##### Data shown #####

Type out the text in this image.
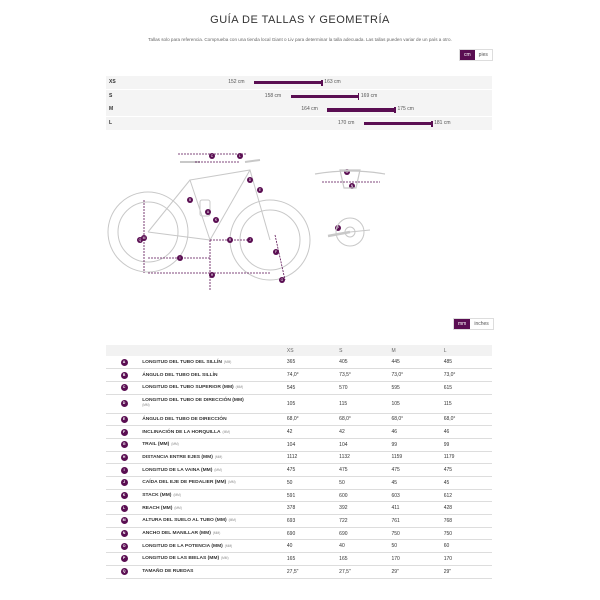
GUÍA DE TALLAS Y GEOMETRÍA
Tallas solo para referencia. Comprueba con una tienda local Giant o Liv para determinar la talla adecuada. Las tallas pueden variar de un país a otro.
cm	pies
XS	152 cm	163 cm
S	158 cm	169 cm
M	164 cm	175 cm
L	170 cm	181 cm
A
B
C
D
E
F
G
H
I
J
K
L
M
N
O
P
Q	R
mm	inches
		XS	S	M	L
A	LONGITUD DEL TUBO DEL SILLÍN (MM)	365	405	445	485
B	ÁNGULO DEL TUBO DEL SILLÍN	74,0°	73,5°	73,0°	73,0°
C	LONGITUD DEL TUBO SUPERIOR (MM) (MM)	545	570	595	615
D	LONGITUD DEL TUBO DE DIRECCIÓN (MM)
(MM)	105	115	105	115
E	ÁNGULO DEL TUBO DE DIRECCIÓN	68,0°	68,0°	68,0°	68,0°
F	INCLINACIÓN DE LA HORQUILLA (MM)	42	42	46	46
G	TRAIL (MM) (MM)	104	104	99	99
H	DISTANCIA ENTRE EJES (MM) (MM)	1112	1132	1159	1179
I	LONGITUD DE LA VAINA (MM) (MM)	475	475	475	475
J	CAÍDA DEL EJE DE PEDALIER (MM) (MM)	50	50	45	45
K	STACK (MM) (MM)	591	600	603	612
L	REACH (MM) (MM)	378	392	411	428
M	ALTURA DEL SUELO AL TUBO (MM) (MM)	693	722	761	768
N	ANCHO DEL MANILLAR (MM) (MM)	690	690	750	750
O	LONGITUD DE LA POTENCIA (MM) (MM)	40	40	50	60
P	LONGITUD DE LAS BIELAS (MM) (MM)	165	165	170	170
Q	TAMAÑO DE RUEDAS	27,5"	27,5"	29"	29"
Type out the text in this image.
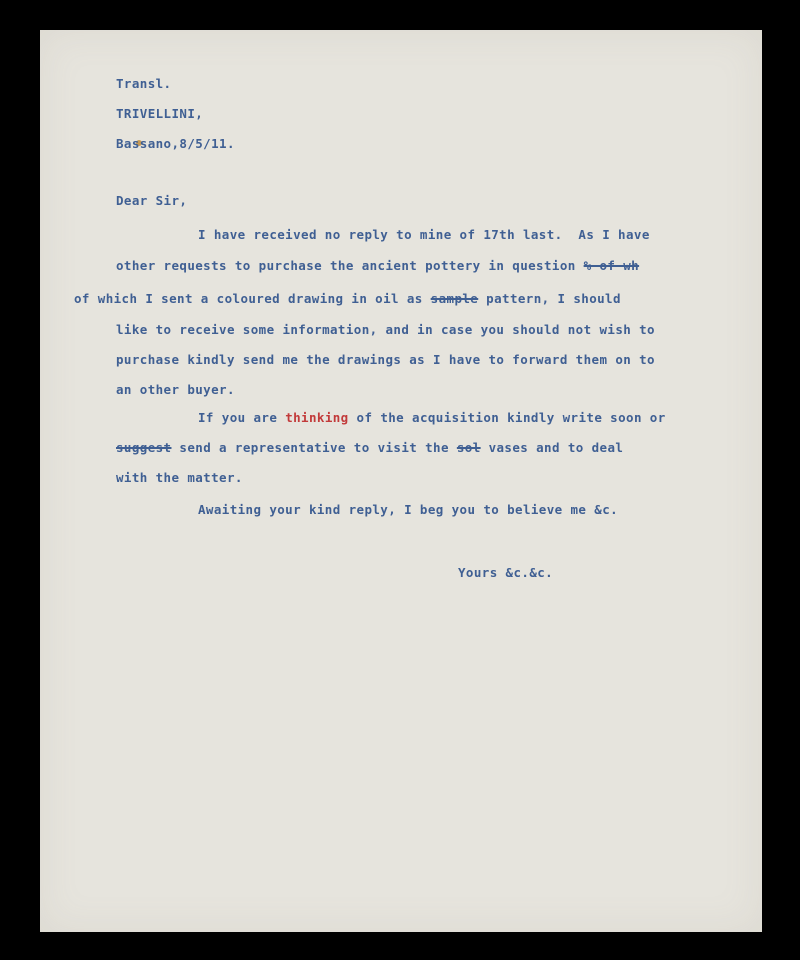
Transl.
TRIVELLINI,
Bassano,8/5/11.
Dear Sir,
I have received no reply to mine of 17th last.  As I have
other requests to purchase the ancient pottery in question % of wh
of which I sent a coloured drawing in oil as sample pattern, I should
like to receive some information, and in case you should not wish to
purchase kindly send me the drawings as I have to forward them on to
an other buyer.
If you are thinking of the acquisition kindly write soon or
suggest send a representative to visit the sol vases and to deal
with the matter.
Awaiting your kind reply, I beg you to believe me &c.
Yours &c.&c.
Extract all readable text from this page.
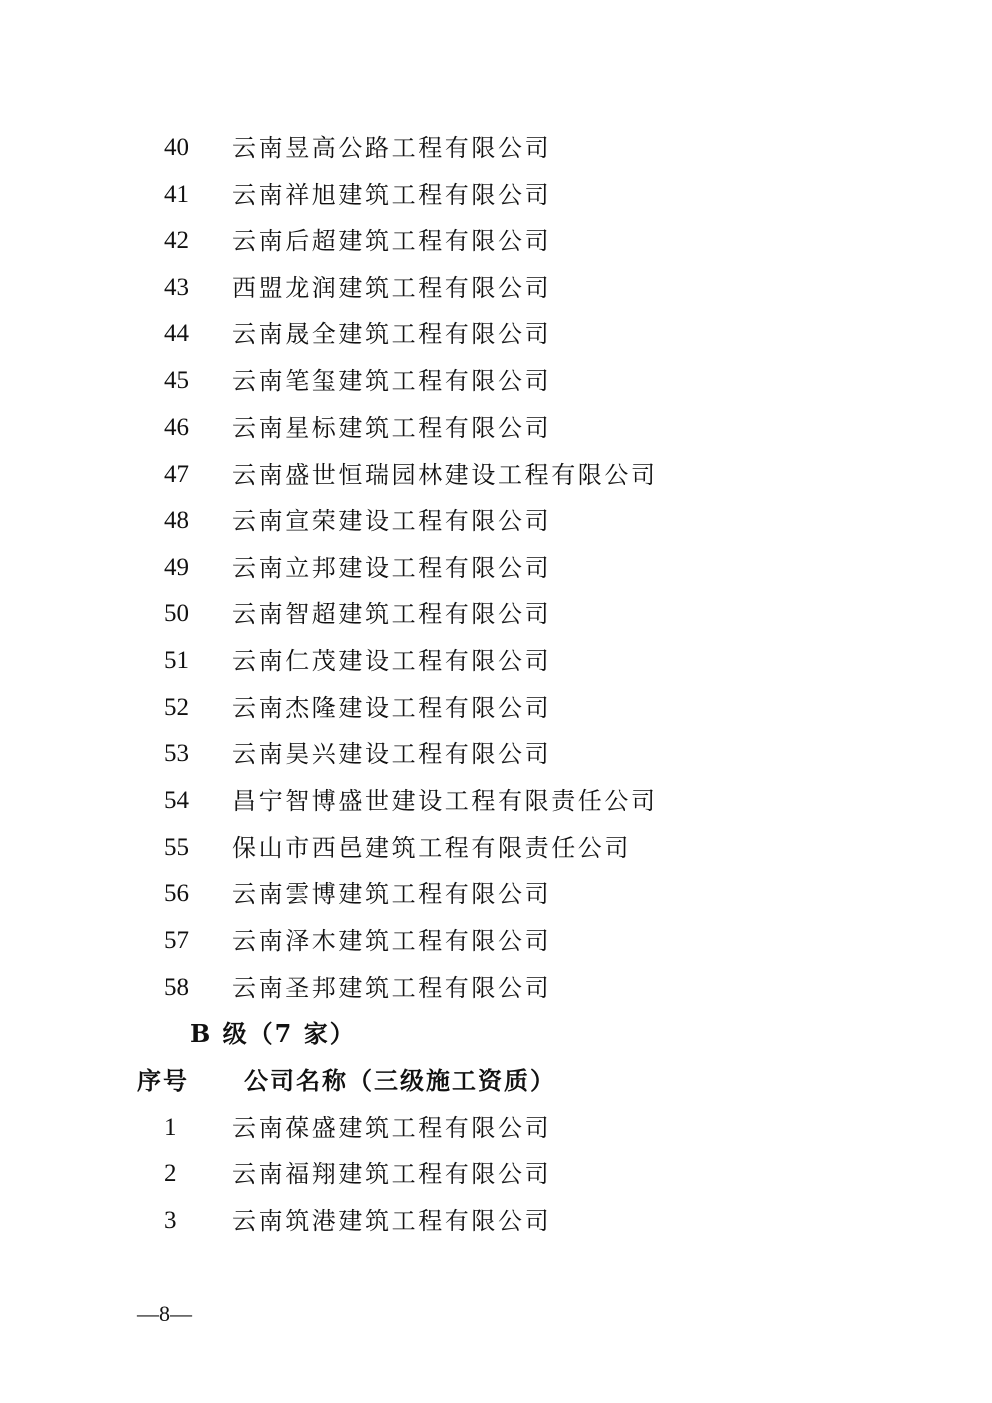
40 云南昱高公路工程有限公司
41 云南祥旭建筑工程有限公司
42 云南后超建筑工程有限公司
43 西盟龙润建筑工程有限公司
44 云南晟全建筑工程有限公司
45 云南笔玺建筑工程有限公司
46 云南星标建筑工程有限公司
47 云南盛世恒瑞园林建设工程有限公司
48 云南宣荣建设工程有限公司
49 云南立邦建设工程有限公司
50 云南智超建筑工程有限公司
51 云南仁茂建设工程有限公司
52 云南杰隆建设工程有限公司
53 云南昊兴建设工程有限公司
54 昌宁智博盛世建设工程有限责任公司
55 保山市西邑建筑工程有限责任公司
56 云南雲博建筑工程有限公司
57 云南泽木建筑工程有限公司
58 云南圣邦建筑工程有限公司
B 级（7 家）
序号 公司名称（三级施工资质）
1 云南葆盛建筑工程有限公司
2 云南福翔建筑工程有限公司
3 云南筑港建筑工程有限公司
—8—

#####

■ Goal:
Transcribe exactly the portion of the material above that runs from the line containing "Extract all readable text from this page." through its last line, omitting all pictures.

■ Written solution:
Extract all readable text from this page.
40 云南昱高公路工程有限公司
41 云南祥旭建筑工程有限公司
42 云南后超建筑工程有限公司
43 西盟龙润建筑工程有限公司
44 云南晟全建筑工程有限公司
45 云南笔玺建筑工程有限公司
46 云南星标建筑工程有限公司
47 云南盛世恒瑞园林建设工程有限公司
48 云南宣荣建设工程有限公司
49 云南立邦建设工程有限公司
50 云南智超建筑工程有限公司
51 云南仁茂建设工程有限公司
52 云南杰隆建设工程有限公司
53 云南昊兴建设工程有限公司
54 昌宁智博盛世建设工程有限责任公司
55 保山市西邑建筑工程有限责任公司
56 云南雲博建筑工程有限公司
57 云南泽木建筑工程有限公司
58 云南圣邦建筑工程有限公司
B 级（7 家）
序号 公司名称（三级施工资质）
1 云南葆盛建筑工程有限公司
2 云南福翔建筑工程有限公司
3 云南筑港建筑工程有限公司
—8—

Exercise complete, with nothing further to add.